EXERCISE DIRECTIONS
Your answer should be a single number: the count of lines that include "Gets".

PROVIDED DATA

■ ■ ■ ■ ■ ■ ■

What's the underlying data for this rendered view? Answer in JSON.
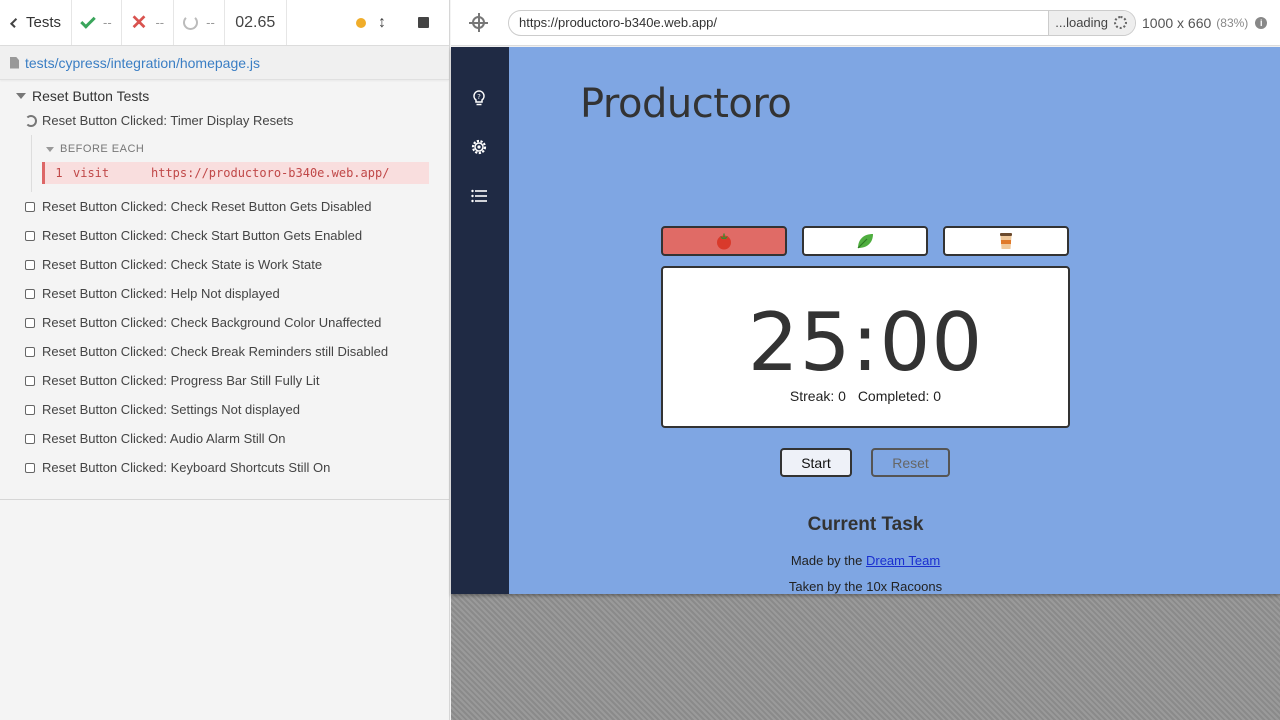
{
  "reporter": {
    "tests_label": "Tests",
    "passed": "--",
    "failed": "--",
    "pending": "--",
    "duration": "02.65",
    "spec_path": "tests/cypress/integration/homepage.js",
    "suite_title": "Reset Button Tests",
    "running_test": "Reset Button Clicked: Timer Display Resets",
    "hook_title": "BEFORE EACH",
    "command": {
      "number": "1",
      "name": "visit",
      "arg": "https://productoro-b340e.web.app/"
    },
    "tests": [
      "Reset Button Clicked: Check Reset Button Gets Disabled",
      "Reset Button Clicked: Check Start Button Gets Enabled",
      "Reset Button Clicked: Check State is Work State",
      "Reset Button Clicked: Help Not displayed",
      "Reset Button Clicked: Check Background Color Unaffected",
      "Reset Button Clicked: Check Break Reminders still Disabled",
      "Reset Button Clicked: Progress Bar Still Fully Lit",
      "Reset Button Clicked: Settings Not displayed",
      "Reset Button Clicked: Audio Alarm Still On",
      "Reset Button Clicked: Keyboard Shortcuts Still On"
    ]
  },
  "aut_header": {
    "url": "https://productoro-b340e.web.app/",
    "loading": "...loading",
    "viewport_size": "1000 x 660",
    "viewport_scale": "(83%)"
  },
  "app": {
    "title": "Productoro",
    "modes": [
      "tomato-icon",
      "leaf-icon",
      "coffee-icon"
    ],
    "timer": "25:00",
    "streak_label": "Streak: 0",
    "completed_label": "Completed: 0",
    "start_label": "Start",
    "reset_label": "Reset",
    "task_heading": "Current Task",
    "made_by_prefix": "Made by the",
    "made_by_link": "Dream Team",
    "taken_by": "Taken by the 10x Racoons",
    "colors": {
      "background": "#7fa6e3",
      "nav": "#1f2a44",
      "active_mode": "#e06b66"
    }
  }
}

■ ■ ■ ■ ■ ■ ■

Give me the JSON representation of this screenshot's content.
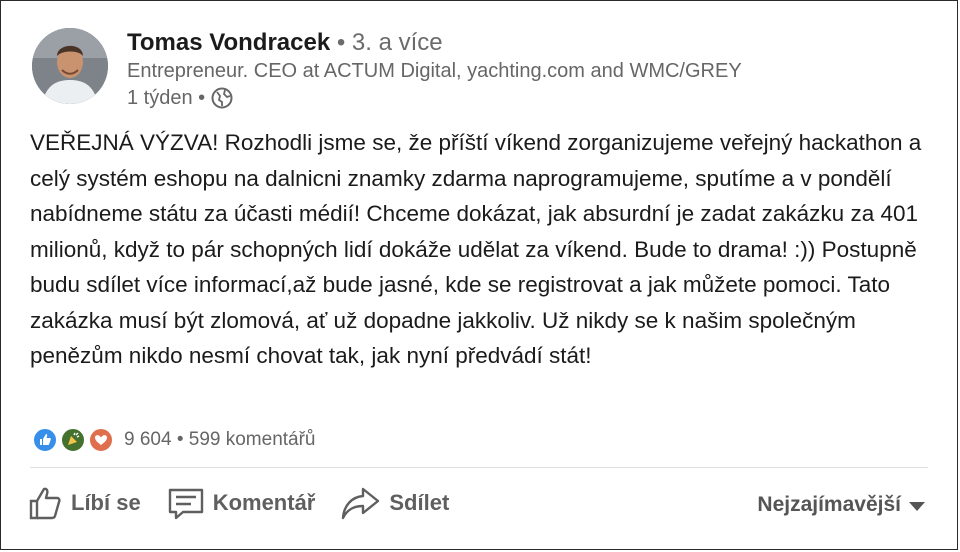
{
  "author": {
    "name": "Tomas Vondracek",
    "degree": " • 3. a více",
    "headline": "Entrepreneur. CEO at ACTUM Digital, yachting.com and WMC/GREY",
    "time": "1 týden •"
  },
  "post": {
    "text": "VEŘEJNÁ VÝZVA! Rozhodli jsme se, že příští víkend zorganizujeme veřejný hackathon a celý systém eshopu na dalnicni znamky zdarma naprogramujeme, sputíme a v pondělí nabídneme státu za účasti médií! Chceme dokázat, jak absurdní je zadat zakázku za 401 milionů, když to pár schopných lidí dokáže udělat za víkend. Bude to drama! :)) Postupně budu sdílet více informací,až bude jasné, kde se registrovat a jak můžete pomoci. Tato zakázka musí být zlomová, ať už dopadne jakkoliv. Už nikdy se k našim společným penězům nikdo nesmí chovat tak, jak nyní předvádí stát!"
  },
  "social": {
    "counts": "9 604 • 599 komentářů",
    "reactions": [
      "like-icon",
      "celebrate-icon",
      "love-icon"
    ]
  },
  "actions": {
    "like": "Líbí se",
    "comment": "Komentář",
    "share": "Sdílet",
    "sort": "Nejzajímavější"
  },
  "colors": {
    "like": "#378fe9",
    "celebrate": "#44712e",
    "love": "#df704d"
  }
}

■ ■ ■ ■ ■ ■ ■

EXERCISE SOLUTION
2